## [GIVEN PROBLEM]
Write every line of the material out exactly as shown.

## [EXERCISE INPUTS]
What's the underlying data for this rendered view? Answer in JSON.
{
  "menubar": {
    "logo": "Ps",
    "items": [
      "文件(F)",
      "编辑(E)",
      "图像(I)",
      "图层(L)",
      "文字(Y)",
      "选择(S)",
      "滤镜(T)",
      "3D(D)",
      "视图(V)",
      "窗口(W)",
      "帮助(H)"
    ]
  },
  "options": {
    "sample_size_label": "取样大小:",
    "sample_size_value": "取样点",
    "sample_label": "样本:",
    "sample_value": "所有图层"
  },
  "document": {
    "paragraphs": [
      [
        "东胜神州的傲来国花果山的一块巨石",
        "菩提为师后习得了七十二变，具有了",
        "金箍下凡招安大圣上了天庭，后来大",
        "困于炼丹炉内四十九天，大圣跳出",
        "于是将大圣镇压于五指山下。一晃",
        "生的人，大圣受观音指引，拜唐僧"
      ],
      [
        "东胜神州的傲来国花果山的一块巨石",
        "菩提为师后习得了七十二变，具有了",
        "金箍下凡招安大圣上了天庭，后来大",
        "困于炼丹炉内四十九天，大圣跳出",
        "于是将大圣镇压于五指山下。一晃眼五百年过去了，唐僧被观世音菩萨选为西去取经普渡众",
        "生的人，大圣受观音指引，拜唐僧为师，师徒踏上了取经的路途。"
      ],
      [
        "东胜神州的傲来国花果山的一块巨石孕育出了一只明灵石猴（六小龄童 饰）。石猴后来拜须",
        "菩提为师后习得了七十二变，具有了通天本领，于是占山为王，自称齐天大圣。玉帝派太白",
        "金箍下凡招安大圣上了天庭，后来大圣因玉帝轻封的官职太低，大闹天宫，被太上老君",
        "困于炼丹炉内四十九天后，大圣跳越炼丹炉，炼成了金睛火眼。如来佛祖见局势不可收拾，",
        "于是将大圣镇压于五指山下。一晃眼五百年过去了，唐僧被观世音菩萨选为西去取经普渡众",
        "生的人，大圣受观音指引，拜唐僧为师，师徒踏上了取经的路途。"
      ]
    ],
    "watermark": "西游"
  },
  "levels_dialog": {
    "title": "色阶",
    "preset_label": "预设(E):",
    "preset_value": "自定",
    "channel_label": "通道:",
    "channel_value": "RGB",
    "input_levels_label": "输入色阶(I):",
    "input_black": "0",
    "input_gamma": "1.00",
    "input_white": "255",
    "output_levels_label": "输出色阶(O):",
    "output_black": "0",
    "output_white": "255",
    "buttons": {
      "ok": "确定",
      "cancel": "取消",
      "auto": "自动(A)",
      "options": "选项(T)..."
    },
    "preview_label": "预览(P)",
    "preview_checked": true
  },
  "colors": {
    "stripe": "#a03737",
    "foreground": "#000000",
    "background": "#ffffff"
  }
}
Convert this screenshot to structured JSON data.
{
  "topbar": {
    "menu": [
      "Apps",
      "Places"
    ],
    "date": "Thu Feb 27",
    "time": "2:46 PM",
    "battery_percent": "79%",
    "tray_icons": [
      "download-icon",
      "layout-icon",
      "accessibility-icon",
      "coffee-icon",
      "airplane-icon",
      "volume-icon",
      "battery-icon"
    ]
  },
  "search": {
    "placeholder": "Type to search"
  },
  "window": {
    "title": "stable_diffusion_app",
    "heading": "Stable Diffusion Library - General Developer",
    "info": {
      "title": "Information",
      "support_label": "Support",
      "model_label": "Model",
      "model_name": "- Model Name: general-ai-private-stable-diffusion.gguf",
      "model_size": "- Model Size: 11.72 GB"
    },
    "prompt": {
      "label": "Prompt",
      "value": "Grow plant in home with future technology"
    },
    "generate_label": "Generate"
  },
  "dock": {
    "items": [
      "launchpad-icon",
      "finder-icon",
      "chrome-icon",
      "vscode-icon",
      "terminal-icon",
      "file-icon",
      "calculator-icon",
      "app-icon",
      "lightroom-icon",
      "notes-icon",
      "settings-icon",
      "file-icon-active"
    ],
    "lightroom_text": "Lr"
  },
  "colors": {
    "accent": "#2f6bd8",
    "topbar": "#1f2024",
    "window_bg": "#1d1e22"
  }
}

## [ANSWER TO THE EXERCISE]
What's the underlying data for this rendered view? Answer in JSON.
{
  "menubar": {
    "logo": "Ps",
    "items": [
      "文件(F)",
      "编辑(E)",
      "图像(I)",
      "图层(L)",
      "文字(Y)",
      "选择(S)",
      "滤镜(T)",
      "3D(D)",
      "视图(V)",
      "窗口(W)",
      "帮助(H)"
    ]
  },
  "options": {
    "sample_size_label": "取样大小:",
    "sample_size_value": "取样点",
    "sample_label": "样本:",
    "sample_value": "所有图层"
  },
  "document": {
    "paragraphs": [
      [
        "东胜神州的傲来国花果山的一块巨石",
        "菩提为师后习得了七十二变，具有了",
        "金箍下凡招安大圣上了天庭，后来大",
        "困于炼丹炉内四十九天，大圣跳出",
        "于是将大圣镇压于五指山下。一晃",
        "生的人，大圣受观音指引，拜唐僧"
      ],
      [
        "东胜神州的傲来国花果山的一块巨石",
        "菩提为师后习得了七十二变，具有了",
        "金箍下凡招安大圣上了天庭，后来大",
        "困于炼丹炉内四十九天，大圣跳出",
        "于是将大圣镇压于五指山下。一晃眼五百年过去了，唐僧被观世音菩萨选为西去取经普渡众",
        "生的人，大圣受观音指引，拜唐僧为师，师徒踏上了取经的路途。"
      ],
      [
        "东胜神州的傲来国花果山的一块巨石孕育出了一只明灵石猴（六小龄童 饰）。石猴后来拜须",
        "菩提为师后习得了七十二变，具有了通天本领，于是占山为王，自称齐天大圣。玉帝派太白",
        "金箍下凡招安大圣上了天庭，后来大圣因玉帝轻封的官职太低，大闹天宫，被太上老君",
        "困于炼丹炉内四十九天后，大圣跳越炼丹炉，炼成了金睛火眼。如来佛祖见局势不可收拾，",
        "于是将大圣镇压于五指山下。一晃眼五百年过去了，唐僧被观世音菩萨选为西去取经普渡众",
        "生的人，大圣受观音指引，拜唐僧为师，师徒踏上了取经的路途。"
      ]
    ],
    "watermark": "西游"
  },
  "levels_dialog": {
    "title": "色阶",
    "preset_label": "预设(E):",
    "preset_value": "自定",
    "channel_label": "通道:",
    "channel_value": "RGB",
    "input_levels_label": "输入色阶(I):",
    "input_black": "0",
    "input_gamma": "1.00",
    "input_white": "255",
    "output_levels_label": "输出色阶(O):",
    "output_black": "0",
    "output_white": "255",
    "buttons": {
      "ok": "确定",
      "cancel": "取消",
      "auto": "自动(A)",
      "options": "选项(T)..."
    },
    "preview_label": "预览(P)",
    "preview_checked": true
  },
  "colors": {
    "stripe": "#a03737",
    "foreground": "#000000",
    "background": "#ffffff"
  }
}
Convert this screenshot to structured JSON data.
{
  "topbar": {
    "menu": [
      "Apps",
      "Places"
    ],
    "date": "Thu Feb 27",
    "time": "2:46 PM",
    "battery_percent": "79%",
    "tray_icons": [
      "download-icon",
      "layout-icon",
      "accessibility-icon",
      "coffee-icon",
      "airplane-icon",
      "volume-icon",
      "battery-icon"
    ]
  },
  "search": {
    "placeholder": "Type to search"
  },
  "window": {
    "title": "stable_diffusion_app",
    "heading": "Stable Diffusion Library - General Developer",
    "info": {
      "title": "Information",
      "support_label": "Support",
      "model_label": "Model",
      "model_name": "- Model Name: general-ai-private-stable-diffusion.gguf",
      "model_size": "- Model Size: 11.72 GB"
    },
    "prompt": {
      "label": "Prompt",
      "value": "Grow plant in home with future technology"
    },
    "generate_label": "Generate"
  },
  "dock": {
    "items": [
      "launchpad-icon",
      "finder-icon",
      "chrome-icon",
      "vscode-icon",
      "terminal-icon",
      "file-icon",
      "calculator-icon",
      "app-icon",
      "lightroom-icon",
      "notes-icon",
      "settings-icon",
      "file-icon-active"
    ],
    "lightroom_text": "Lr"
  },
  "colors": {
    "accent": "#2f6bd8",
    "topbar": "#1f2024",
    "window_bg": "#1d1e22"
  }
}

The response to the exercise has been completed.